▶ _YOUR INSTRUCTIONS_
Repeat all the items below word for word, leaving out the pictures.
--- DATA TO PROCESS ---
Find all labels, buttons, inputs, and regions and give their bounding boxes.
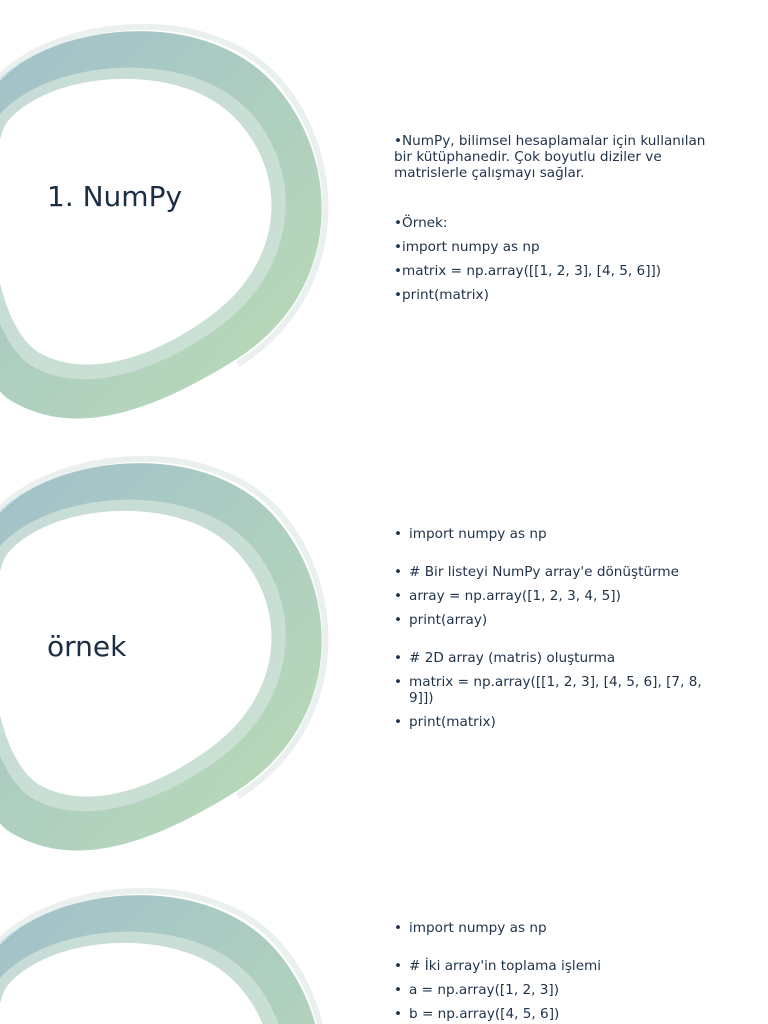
- decorative-ring: [0, 0, 340, 432]
- bullet-item: • matrix = np.array([[1, 2, 3], [4, 5, 6], [7, 8, 9]]): [394, 674, 702, 706]
- bullet-item: • array = np.array([1, 2, 3, 4, 5]): [394, 588, 621, 604]
- slide-title: örnek: [47, 630, 127, 663]
- text-line: •Örnek:: [394, 215, 448, 231]
- bullet-item: • b = np.array([4, 5, 6]): [394, 1006, 560, 1022]
- bullet-item: • # 2D array (matris) oluşturma: [394, 650, 616, 666]
- slide-body: [394, 920, 712, 1024]
- slide-2: [0, 432, 768, 864]
- slide-body: [394, 133, 714, 311]
- bullet-item: • # Bir listeyi NumPy array'e dönüştürme: [394, 564, 680, 580]
- slide-body: [394, 526, 712, 738]
- slide-title: 1. NumPy: [47, 180, 183, 213]
- text-line: •import numpy as np: [394, 239, 540, 255]
- text-line: •NumPy, bilimsel hesaplamalar için kullanılan bir kütüphanedir. Çok boyutlu diziler ve matrislerle çalışmayı sağlar.: [394, 133, 706, 181]
- bullet-item: • print(array): [394, 612, 488, 628]
- decorative-ring: [0, 864, 340, 1024]
- bullet-item: • import numpy as np: [394, 920, 547, 936]
- bullet-item: • a = np.array([1, 2, 3]): [394, 982, 560, 998]
- text-line: •matrix = np.array([[1, 2, 3], [4, 5, 6]]): [394, 263, 662, 279]
- bullet-item: • import numpy as np: [394, 526, 547, 542]
- slide-1: [0, 0, 768, 432]
- bullet-item: • print(matrix): [394, 714, 496, 730]
- slide-3: [0, 864, 768, 1024]
- bullet-item: • # İki array'in toplama işlemi: [394, 958, 602, 974]
- text-line: •print(matrix): [394, 287, 489, 303]
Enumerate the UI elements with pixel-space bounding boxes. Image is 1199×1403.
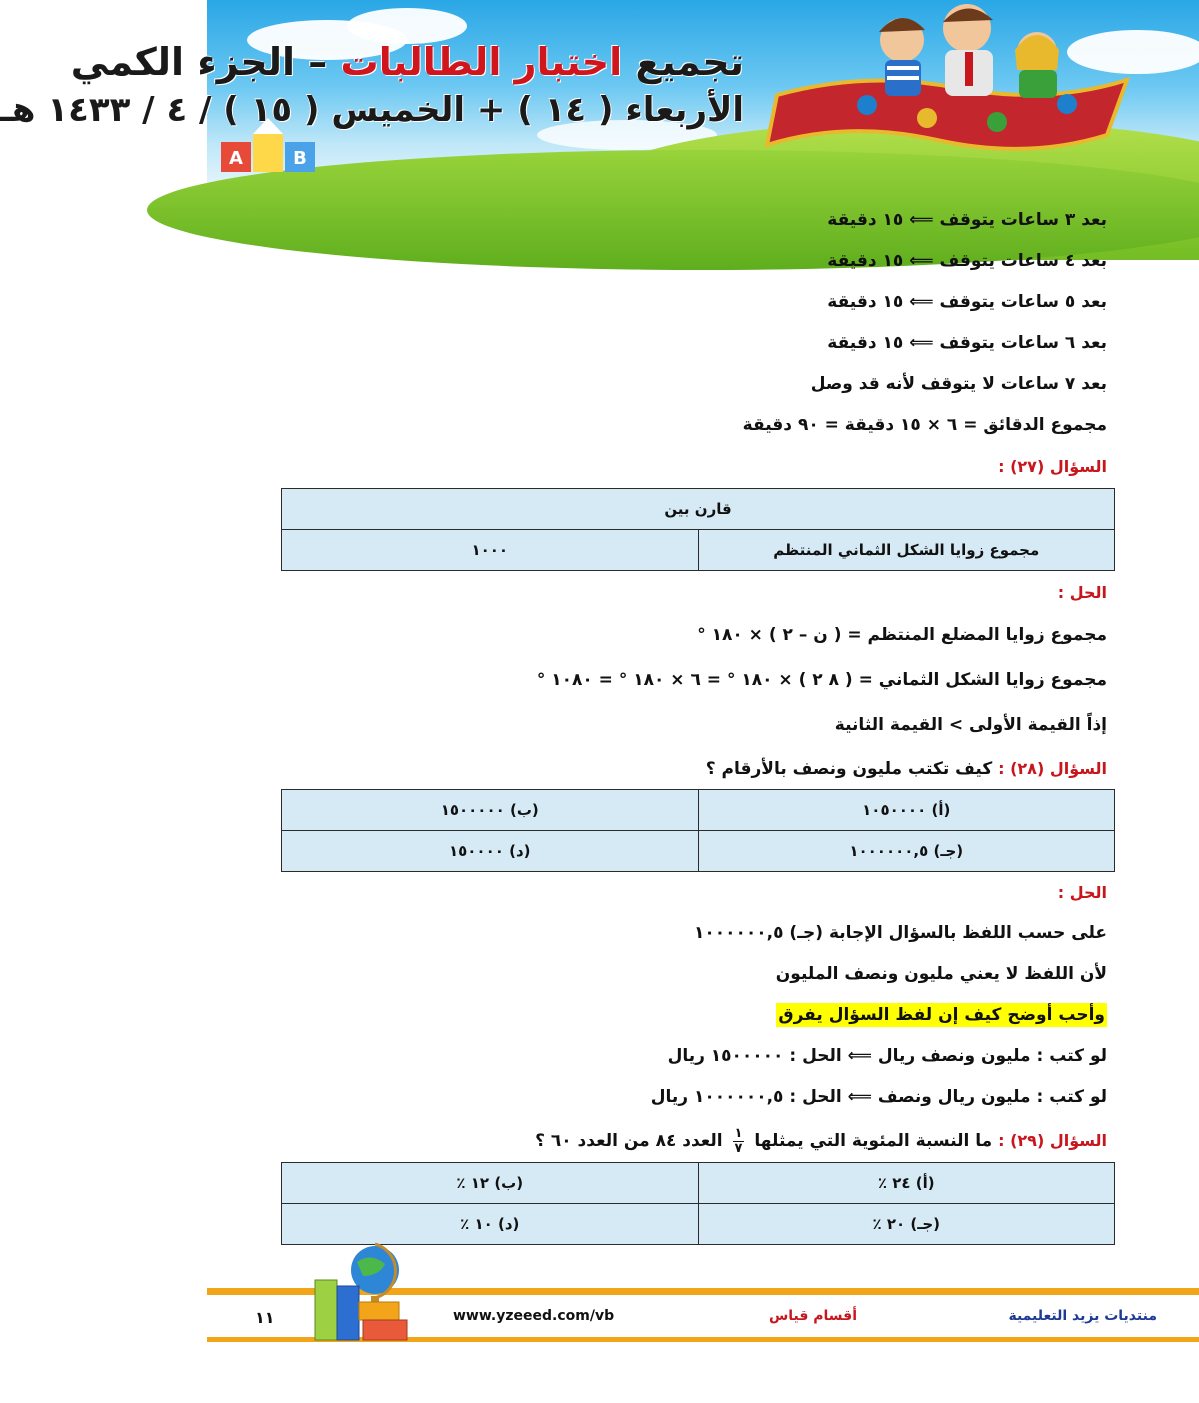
text-line: بعد ٣ ساعات يتوقف ⟸ ١٥ دقيقة	[827, 210, 1107, 230]
section-name: أقسام قياس	[768, 1308, 857, 1324]
flying-carpet-illustration	[747, 0, 1147, 170]
header-banner	[0, 0, 1199, 192]
table-header: قارن بين	[282, 489, 1115, 530]
text-line: لأن اللفظ لا يعني مليون ونصف المليون	[775, 964, 1107, 984]
svg-text:B: B	[293, 148, 307, 169]
solution-label: الحل :	[1057, 883, 1107, 902]
text-line: مجموع زوايا الشكل الثماني = ( ٨ ٢ ) × ١٨٠ ° = ٦ × ١٨٠ ° = ١٠٨٠ °	[536, 670, 1107, 690]
content-block-3	[287, 872, 1107, 1164]
table-cell: ١٠٠٠	[282, 530, 699, 571]
question-28: السؤال (٢٨) : كيف تكتب مليون ونصف بالأرقام ؟	[705, 759, 1107, 779]
question-29: السؤال (٢٩) : ما النسبة المئوية التي يمثلها ١ ٧ العدد ٨٤ من العدد ٦٠ ؟	[535, 1125, 1107, 1156]
option-c: (جـ) ٢٠ ٪	[698, 1204, 1115, 1245]
text-line: بعد ٦ ساعات يتوقف ⟸ ١٥ دقيقة	[827, 333, 1107, 353]
options-table-q29	[281, 1162, 1115, 1245]
highlighted-line: وأحب أوضح كيف إن لفظ السؤال يفرق	[778, 1005, 1105, 1025]
options-table-q28	[281, 789, 1115, 872]
option-a: (أ) ١٠٥٠٠٠٠	[698, 790, 1115, 831]
text-line: بعد ٤ ساعات يتوقف ⟸ ١٥ دقيقة	[827, 251, 1107, 271]
fraction: ١ ٧	[734, 1125, 743, 1156]
page-subtitle: الأربعاء ( ١٤ ) + الخميس ( ١٥ ) / ٤ / ١٤٣٣ هـ	[0, 90, 744, 130]
text-line: لو كتب : مليون ونصف ريال ⟸ الحل : ١٥٠٠٠٠٠ ريال	[667, 1046, 1107, 1066]
option-c: (جـ) ١٠٠٠٠٠٠,٥	[698, 831, 1115, 872]
cloud	[347, 8, 467, 44]
option-d: (د) ١٥٠٠٠٠	[282, 831, 699, 872]
text-line: على حسب اللفظ بالسؤال الإجابة (جـ) ١٠٠٠٠٠٠,٥	[694, 923, 1107, 943]
text-line: لو كتب : مليون ريال ونصف ⟸ الحل : ١٠٠٠٠٠٠,٥ ريال	[650, 1087, 1107, 1107]
option-b: (ب) ١٥٠٠٠٠٠	[282, 790, 699, 831]
option-a: (أ) ٢٤ ٪	[698, 1163, 1115, 1204]
solution-label: الحل :	[1057, 583, 1107, 602]
books-globe-icon	[305, 1240, 423, 1344]
page-number: ١١	[255, 1308, 275, 1327]
text-line: بعد ٥ ساعات يتوقف ⟸ ١٥ دقيقة	[827, 292, 1107, 312]
text-line: مجموع زوايا المضلع المنتظم = ( ن – ٢ ) × ١٨٠ °	[697, 625, 1107, 645]
forum-name: منتديات يزيد التعليمية	[1008, 1308, 1157, 1324]
option-d: (د) ١٠ ٪	[282, 1204, 699, 1245]
text-line: إذاً القيمة الأولى > القيمة الثانية	[834, 715, 1107, 735]
question-27-label: السؤال (٢٧) :	[998, 457, 1107, 476]
text-line: مجموع الدقائق = ٦ × ١٥ دقيقة = ٩٠ دقيقة	[742, 415, 1107, 435]
table-cell: مجموع زوايا الشكل الثماني المنتظم	[698, 530, 1115, 571]
page-title: تجميع اختبار الطالبات – الجزء الكمي	[70, 40, 744, 84]
content-block-1	[287, 200, 1107, 487]
site-url-link[interactable]: www.yzeeed.com/vb	[453, 1308, 615, 1324]
text-line: بعد ٧ ساعات لا يتوقف لأنه قد وصل	[810, 374, 1107, 394]
option-b: (ب) ١٢ ٪	[282, 1163, 699, 1204]
comparison-table	[281, 488, 1115, 571]
content-block-2	[287, 572, 1107, 789]
svg-text:A: A	[229, 148, 243, 169]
---
▶ _EXPECTED ANSWER_
Find all labels, buttons, inputs, and regions and give their bounding boxes.
- decorative-ring: [0, 0, 340, 432]
- bullet-item: • matrix = np.array([[1, 2, 3], [4, 5, 6], [7, 8, 9]]): [394, 674, 702, 706]
- bullet-item: • array = np.array([1, 2, 3, 4, 5]): [394, 588, 621, 604]
- slide-title: örnek: [47, 630, 127, 663]
- text-line: •Örnek:: [394, 215, 448, 231]
- bullet-item: • b = np.array([4, 5, 6]): [394, 1006, 560, 1022]
- bullet-item: • # 2D array (matris) oluşturma: [394, 650, 616, 666]
- slide-body: [394, 920, 712, 1024]
- slide-2: [0, 432, 768, 864]
- slide-body: [394, 133, 714, 311]
- bullet-item: • # Bir listeyi NumPy array'e dönüştürme: [394, 564, 680, 580]
- slide-body: [394, 526, 712, 738]
- slide-title: 1. NumPy: [47, 180, 183, 213]
- text-line: •import numpy as np: [394, 239, 540, 255]
- text-line: •NumPy, bilimsel hesaplamalar için kullanılan bir kütüphanedir. Çok boyutlu diziler ve matrislerle çalışmayı sağlar.: [394, 133, 706, 181]
- bullet-item: • print(array): [394, 612, 488, 628]
- decorative-ring: [0, 864, 340, 1024]
- bullet-item: • import numpy as np: [394, 920, 547, 936]
- bullet-item: • a = np.array([1, 2, 3]): [394, 982, 560, 998]
- text-line: •matrix = np.array([[1, 2, 3], [4, 5, 6]]): [394, 263, 662, 279]
- bullet-item: • import numpy as np: [394, 526, 547, 542]
- slide-1: [0, 0, 768, 432]
- bullet-item: • print(matrix): [394, 714, 496, 730]
- slide-3: [0, 864, 768, 1024]
- bullet-item: • # İki array'in toplama işlemi: [394, 958, 602, 974]
- text-line: •print(matrix): [394, 287, 489, 303]
Enumerate the UI elements with pixel-space bounding boxes. Image is 1199×1403.
text-line: بعد ٣ ساعات يتوقف ⟸ ١٥ دقيقة	[827, 210, 1107, 230]
section-name: أقسام قياس	[768, 1308, 857, 1324]
flying-carpet-illustration	[747, 0, 1147, 170]
header-banner	[0, 0, 1199, 192]
table-header: قارن بين	[282, 489, 1115, 530]
text-line: لأن اللفظ لا يعني مليون ونصف المليون	[775, 964, 1107, 984]
svg-text:B: B	[293, 148, 307, 169]
solution-label: الحل :	[1057, 883, 1107, 902]
text-line: مجموع زوايا الشكل الثماني = ( ٨ ٢ ) × ١٨٠ ° = ٦ × ١٨٠ ° = ١٠٨٠ °	[536, 670, 1107, 690]
content-block-3	[287, 872, 1107, 1164]
table-cell: ١٠٠٠	[282, 530, 699, 571]
question-28: السؤال (٢٨) : كيف تكتب مليون ونصف بالأرقام ؟	[705, 759, 1107, 779]
question-29: السؤال (٢٩) : ما النسبة المئوية التي يمثلها ١ ٧ العدد ٨٤ من العدد ٦٠ ؟	[535, 1125, 1107, 1156]
option-c: (جـ) ٢٠ ٪	[698, 1204, 1115, 1245]
text-line: بعد ٦ ساعات يتوقف ⟸ ١٥ دقيقة	[827, 333, 1107, 353]
options-table-q29	[281, 1162, 1115, 1245]
highlighted-line: وأحب أوضح كيف إن لفظ السؤال يفرق	[778, 1005, 1105, 1025]
options-table-q28	[281, 789, 1115, 872]
option-a: (أ) ١٠٥٠٠٠٠	[698, 790, 1115, 831]
text-line: بعد ٤ ساعات يتوقف ⟸ ١٥ دقيقة	[827, 251, 1107, 271]
fraction: ١ ٧	[734, 1125, 743, 1156]
page-subtitle: الأربعاء ( ١٤ ) + الخميس ( ١٥ ) / ٤ / ١٤٣٣ هـ	[0, 90, 744, 130]
text-line: لو كتب : مليون ونصف ريال ⟸ الحل : ١٥٠٠٠٠٠ ريال	[667, 1046, 1107, 1066]
option-c: (جـ) ١٠٠٠٠٠٠,٥	[698, 831, 1115, 872]
cloud	[347, 8, 467, 44]
option-d: (د) ١٥٠٠٠٠	[282, 831, 699, 872]
text-line: على حسب اللفظ بالسؤال الإجابة (جـ) ١٠٠٠٠٠٠,٥	[694, 923, 1107, 943]
text-line: لو كتب : مليون ريال ونصف ⟸ الحل : ١٠٠٠٠٠٠,٥ ريال	[650, 1087, 1107, 1107]
option-b: (ب) ١٥٠٠٠٠٠	[282, 790, 699, 831]
option-a: (أ) ٢٤ ٪	[698, 1163, 1115, 1204]
solution-label: الحل :	[1057, 583, 1107, 602]
books-globe-icon	[305, 1240, 423, 1344]
page-number: ١١	[255, 1308, 275, 1327]
text-line: بعد ٥ ساعات يتوقف ⟸ ١٥ دقيقة	[827, 292, 1107, 312]
text-line: مجموع زوايا المضلع المنتظم = ( ن – ٢ ) × ١٨٠ °	[697, 625, 1107, 645]
forum-name: منتديات يزيد التعليمية	[1008, 1308, 1157, 1324]
option-d: (د) ١٠ ٪	[282, 1204, 699, 1245]
text-line: إذاً القيمة الأولى > القيمة الثانية	[834, 715, 1107, 735]
question-27-label: السؤال (٢٧) :	[998, 457, 1107, 476]
text-line: مجموع الدقائق = ٦ × ١٥ دقيقة = ٩٠ دقيقة	[742, 415, 1107, 435]
table-cell: مجموع زوايا الشكل الثماني المنتظم	[698, 530, 1115, 571]
page-title: تجميع اختبار الطالبات – الجزء الكمي	[70, 40, 744, 84]
content-block-1	[287, 200, 1107, 487]
site-url-link[interactable]: www.yzeeed.com/vb	[453, 1308, 615, 1324]
text-line: بعد ٧ ساعات لا يتوقف لأنه قد وصل	[810, 374, 1107, 394]
option-b: (ب) ١٢ ٪	[282, 1163, 699, 1204]
comparison-table	[281, 488, 1115, 571]
content-block-2	[287, 572, 1107, 789]
svg-text:A: A	[229, 148, 243, 169]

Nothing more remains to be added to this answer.